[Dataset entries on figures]
* BEGIN *
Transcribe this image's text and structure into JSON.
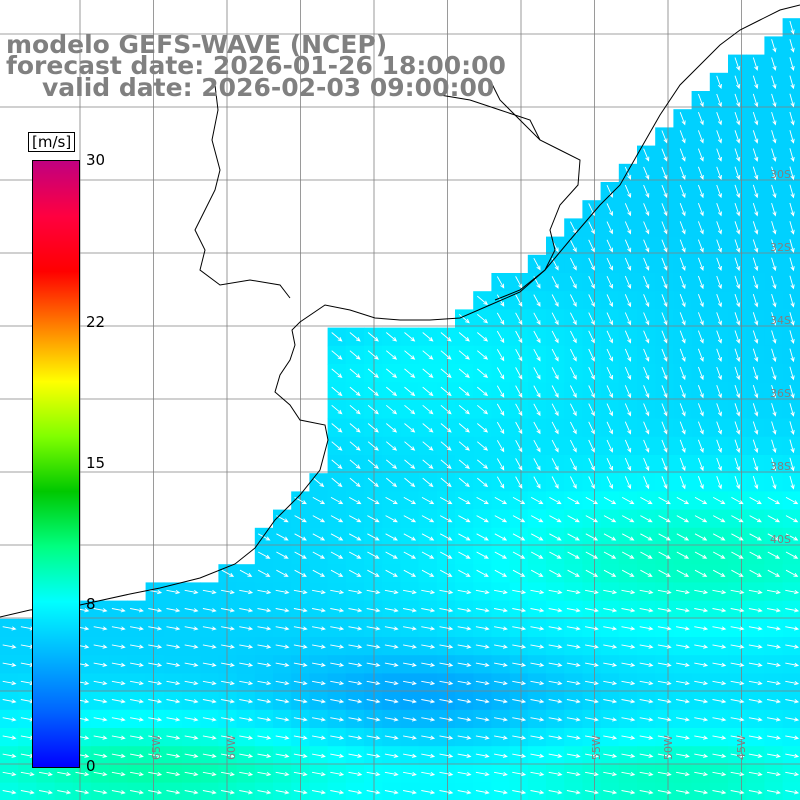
{
  "title": {
    "line1": "modelo GEFS-WAVE (NCEP)",
    "line2": "forecast date: 2026-01-26 18:00:00",
    "line3": "valid date: 2026-02-03 09:00:00"
  },
  "colorbar": {
    "unit": "[m/s]",
    "min": 0,
    "max": 30,
    "ticks": [
      {
        "value": 30,
        "label": "30"
      },
      {
        "value": 22,
        "label": "22"
      },
      {
        "value": 15,
        "label": "15"
      },
      {
        "value": 8,
        "label": "8"
      },
      {
        "value": 0,
        "label": "0"
      }
    ],
    "colors": [
      "#0000ff",
      "#0064ff",
      "#00b4ff",
      "#00ffff",
      "#00ff80",
      "#00c800",
      "#80ff00",
      "#ffff00",
      "#ff8000",
      "#ff0000",
      "#ff0040",
      "#c00080"
    ]
  },
  "map": {
    "variable": "wind speed and direction",
    "units": "m/s",
    "land_color": "#ffffff",
    "coast_color": "#000000",
    "grid_color": "#808080",
    "lat_labels": [
      "30S",
      "32S",
      "34S",
      "36S",
      "38S",
      "40S"
    ],
    "lon_labels": [
      "65W",
      "60W",
      "55W",
      "50W",
      "45W"
    ]
  }
}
* END *
Restate each entry word for word, please, but drop any images it holds.

Transcribe this image's text and structure into JSON.
{
  "title": {
    "line1": "modelo GEFS-WAVE (NCEP)",
    "line2": "forecast date: 2026-01-26 18:00:00",
    "line3": "valid date: 2026-02-03 09:00:00"
  },
  "colorbar": {
    "unit": "[m/s]",
    "min": 0,
    "max": 30,
    "ticks": [
      {
        "value": 30,
        "label": "30"
      },
      {
        "value": 22,
        "label": "22"
      },
      {
        "value": 15,
        "label": "15"
      },
      {
        "value": 8,
        "label": "8"
      },
      {
        "value": 0,
        "label": "0"
      }
    ],
    "colors": [
      "#0000ff",
      "#0064ff",
      "#00b4ff",
      "#00ffff",
      "#00ff80",
      "#00c800",
      "#80ff00",
      "#ffff00",
      "#ff8000",
      "#ff0000",
      "#ff0040",
      "#c00080"
    ]
  },
  "map": {
    "variable": "wind speed and direction",
    "units": "m/s",
    "land_color": "#ffffff",
    "coast_color": "#000000",
    "grid_color": "#808080",
    "lat_labels": [
      "30S",
      "32S",
      "34S",
      "36S",
      "38S",
      "40S"
    ],
    "lon_labels": [
      "65W",
      "60W",
      "55W",
      "50W",
      "45W"
    ]
  }
}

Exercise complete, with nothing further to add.